• **Records**
....

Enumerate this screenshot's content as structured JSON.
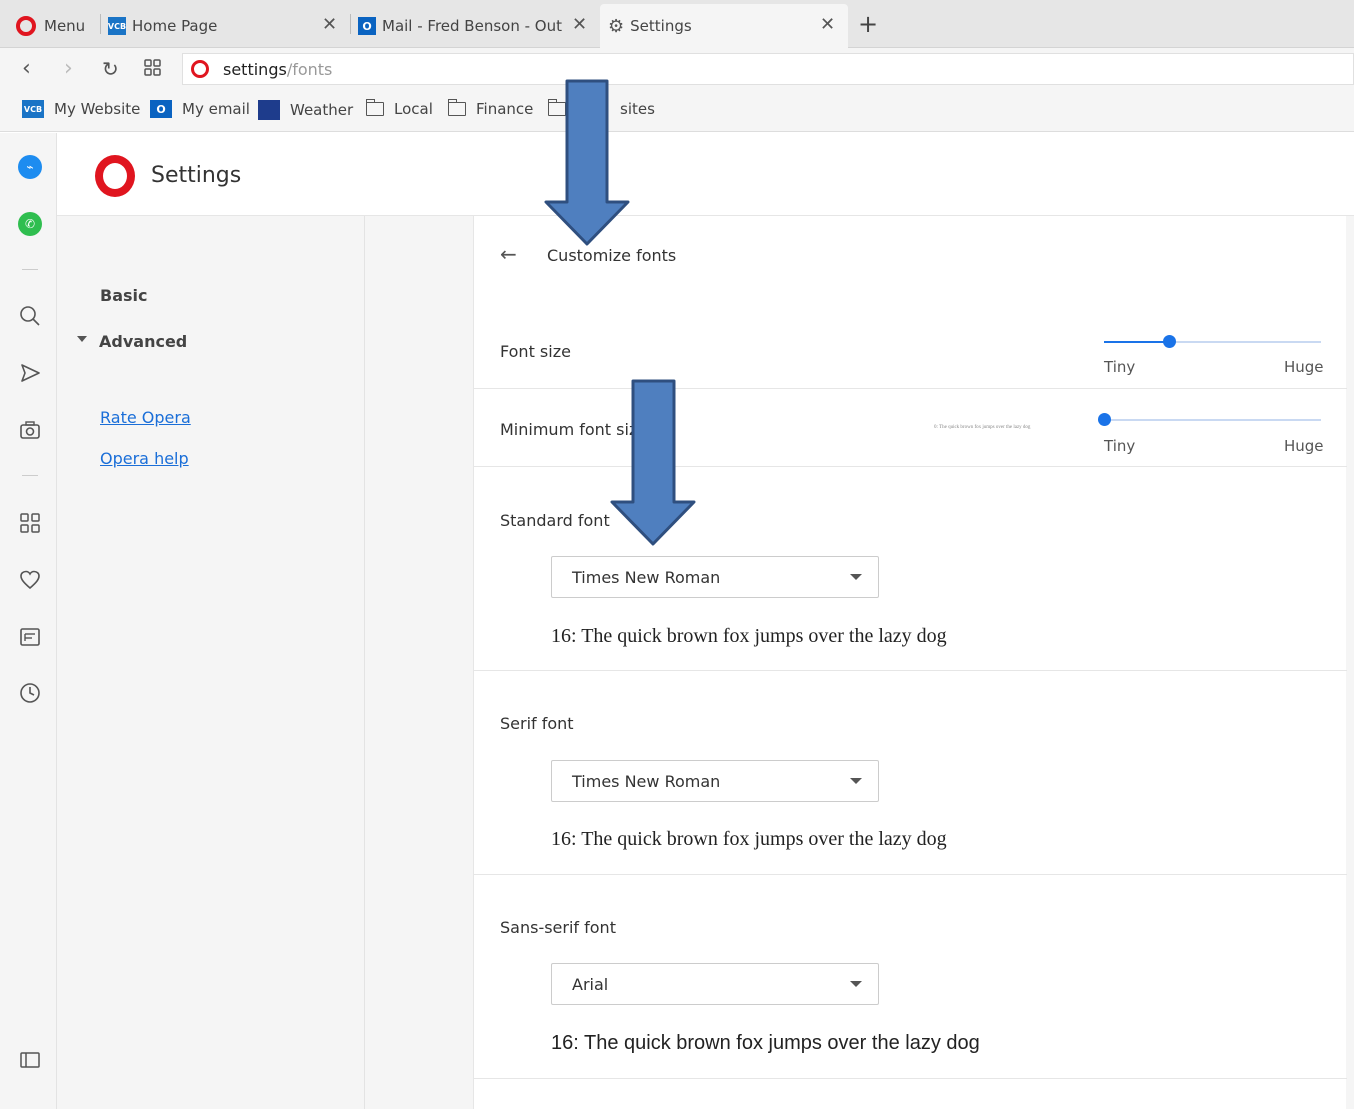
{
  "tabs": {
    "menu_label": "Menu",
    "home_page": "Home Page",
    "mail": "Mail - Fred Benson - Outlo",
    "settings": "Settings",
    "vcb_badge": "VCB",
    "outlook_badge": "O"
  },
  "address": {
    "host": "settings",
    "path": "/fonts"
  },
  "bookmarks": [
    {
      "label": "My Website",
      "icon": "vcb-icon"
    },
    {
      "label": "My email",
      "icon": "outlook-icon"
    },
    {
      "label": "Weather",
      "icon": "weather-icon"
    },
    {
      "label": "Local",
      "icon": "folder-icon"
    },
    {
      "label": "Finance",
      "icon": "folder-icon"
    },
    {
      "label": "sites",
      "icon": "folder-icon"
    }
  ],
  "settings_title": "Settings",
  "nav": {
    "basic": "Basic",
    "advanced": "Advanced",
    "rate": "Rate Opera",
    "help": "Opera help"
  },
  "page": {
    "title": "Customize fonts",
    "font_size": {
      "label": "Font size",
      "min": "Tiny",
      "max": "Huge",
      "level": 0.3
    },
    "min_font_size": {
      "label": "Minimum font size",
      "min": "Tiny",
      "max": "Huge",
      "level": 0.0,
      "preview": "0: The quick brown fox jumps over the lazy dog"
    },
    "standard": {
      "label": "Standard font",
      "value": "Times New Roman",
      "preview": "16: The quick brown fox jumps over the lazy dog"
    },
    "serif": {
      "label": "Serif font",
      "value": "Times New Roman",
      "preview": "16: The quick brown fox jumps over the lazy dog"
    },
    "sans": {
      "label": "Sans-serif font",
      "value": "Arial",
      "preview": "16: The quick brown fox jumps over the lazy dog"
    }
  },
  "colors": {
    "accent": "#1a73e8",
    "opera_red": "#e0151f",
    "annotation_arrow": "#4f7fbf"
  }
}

....

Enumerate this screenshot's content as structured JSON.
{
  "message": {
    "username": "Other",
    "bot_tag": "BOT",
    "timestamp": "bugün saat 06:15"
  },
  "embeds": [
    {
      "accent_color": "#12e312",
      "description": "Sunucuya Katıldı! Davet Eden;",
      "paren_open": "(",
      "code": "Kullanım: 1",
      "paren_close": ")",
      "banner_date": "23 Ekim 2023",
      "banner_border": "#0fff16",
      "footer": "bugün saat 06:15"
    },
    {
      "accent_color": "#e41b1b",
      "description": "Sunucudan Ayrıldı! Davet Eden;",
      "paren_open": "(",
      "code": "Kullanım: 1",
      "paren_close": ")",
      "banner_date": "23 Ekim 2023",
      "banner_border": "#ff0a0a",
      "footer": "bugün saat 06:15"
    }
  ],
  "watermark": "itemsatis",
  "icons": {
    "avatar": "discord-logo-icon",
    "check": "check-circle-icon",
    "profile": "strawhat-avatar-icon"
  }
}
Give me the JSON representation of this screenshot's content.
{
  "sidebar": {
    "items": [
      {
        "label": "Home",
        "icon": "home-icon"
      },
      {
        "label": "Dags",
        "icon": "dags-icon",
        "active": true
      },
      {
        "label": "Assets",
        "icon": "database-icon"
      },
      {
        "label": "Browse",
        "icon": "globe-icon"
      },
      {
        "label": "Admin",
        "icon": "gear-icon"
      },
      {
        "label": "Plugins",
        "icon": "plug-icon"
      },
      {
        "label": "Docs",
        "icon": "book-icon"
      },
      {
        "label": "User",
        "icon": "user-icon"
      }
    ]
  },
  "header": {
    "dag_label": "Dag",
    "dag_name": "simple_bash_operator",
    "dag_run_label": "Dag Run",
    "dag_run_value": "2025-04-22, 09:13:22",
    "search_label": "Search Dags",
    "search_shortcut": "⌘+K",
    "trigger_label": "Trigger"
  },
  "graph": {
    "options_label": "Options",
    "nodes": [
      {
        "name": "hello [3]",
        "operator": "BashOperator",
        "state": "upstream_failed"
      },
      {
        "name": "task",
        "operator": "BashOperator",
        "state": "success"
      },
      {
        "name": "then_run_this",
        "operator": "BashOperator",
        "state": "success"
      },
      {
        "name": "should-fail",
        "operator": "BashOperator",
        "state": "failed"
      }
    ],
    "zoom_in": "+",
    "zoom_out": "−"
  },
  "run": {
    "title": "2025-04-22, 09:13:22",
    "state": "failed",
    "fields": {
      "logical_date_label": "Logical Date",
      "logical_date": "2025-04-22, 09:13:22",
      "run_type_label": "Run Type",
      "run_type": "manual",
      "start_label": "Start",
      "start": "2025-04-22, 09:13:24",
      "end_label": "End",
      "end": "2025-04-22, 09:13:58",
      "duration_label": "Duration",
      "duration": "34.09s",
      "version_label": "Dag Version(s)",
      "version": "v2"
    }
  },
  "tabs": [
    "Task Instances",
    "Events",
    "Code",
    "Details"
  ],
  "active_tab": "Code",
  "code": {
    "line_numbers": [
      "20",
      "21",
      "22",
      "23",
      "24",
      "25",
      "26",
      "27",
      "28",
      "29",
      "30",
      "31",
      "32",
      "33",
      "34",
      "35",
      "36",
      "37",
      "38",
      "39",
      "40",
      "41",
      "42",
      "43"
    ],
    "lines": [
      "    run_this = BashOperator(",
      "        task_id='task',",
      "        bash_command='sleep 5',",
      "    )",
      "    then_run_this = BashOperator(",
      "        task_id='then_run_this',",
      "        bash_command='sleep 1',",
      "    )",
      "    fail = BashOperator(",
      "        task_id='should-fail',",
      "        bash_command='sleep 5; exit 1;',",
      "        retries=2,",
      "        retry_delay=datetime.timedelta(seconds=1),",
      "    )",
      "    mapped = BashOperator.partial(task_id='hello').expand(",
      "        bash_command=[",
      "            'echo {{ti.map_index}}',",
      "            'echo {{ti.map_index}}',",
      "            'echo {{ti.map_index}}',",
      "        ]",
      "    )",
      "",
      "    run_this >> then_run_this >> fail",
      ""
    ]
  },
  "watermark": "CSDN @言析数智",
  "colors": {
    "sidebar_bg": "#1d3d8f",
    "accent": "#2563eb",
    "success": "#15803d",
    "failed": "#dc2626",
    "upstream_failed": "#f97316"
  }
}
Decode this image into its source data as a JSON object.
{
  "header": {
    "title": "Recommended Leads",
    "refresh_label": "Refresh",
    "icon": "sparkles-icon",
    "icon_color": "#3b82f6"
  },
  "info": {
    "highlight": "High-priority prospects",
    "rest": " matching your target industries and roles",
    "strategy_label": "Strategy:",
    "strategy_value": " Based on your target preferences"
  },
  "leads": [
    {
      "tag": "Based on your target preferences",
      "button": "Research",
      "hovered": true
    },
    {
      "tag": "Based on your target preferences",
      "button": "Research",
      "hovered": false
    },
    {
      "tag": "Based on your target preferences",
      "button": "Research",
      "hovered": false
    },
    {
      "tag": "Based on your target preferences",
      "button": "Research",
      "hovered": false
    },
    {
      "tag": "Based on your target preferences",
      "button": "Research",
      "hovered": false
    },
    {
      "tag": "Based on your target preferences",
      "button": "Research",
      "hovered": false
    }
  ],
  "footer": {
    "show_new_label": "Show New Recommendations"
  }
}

....

• **AIM OF THE TASK**
Your task is to collect every line above that contains the word "JSON".

• **COMPLETED EXERCISE**
Enumerate this screenshot's content as structured JSON.
Enumerate this screenshot's content as structured JSON.
Give me the JSON representation of this screenshot's content.
Decode this image into its source data as a JSON object.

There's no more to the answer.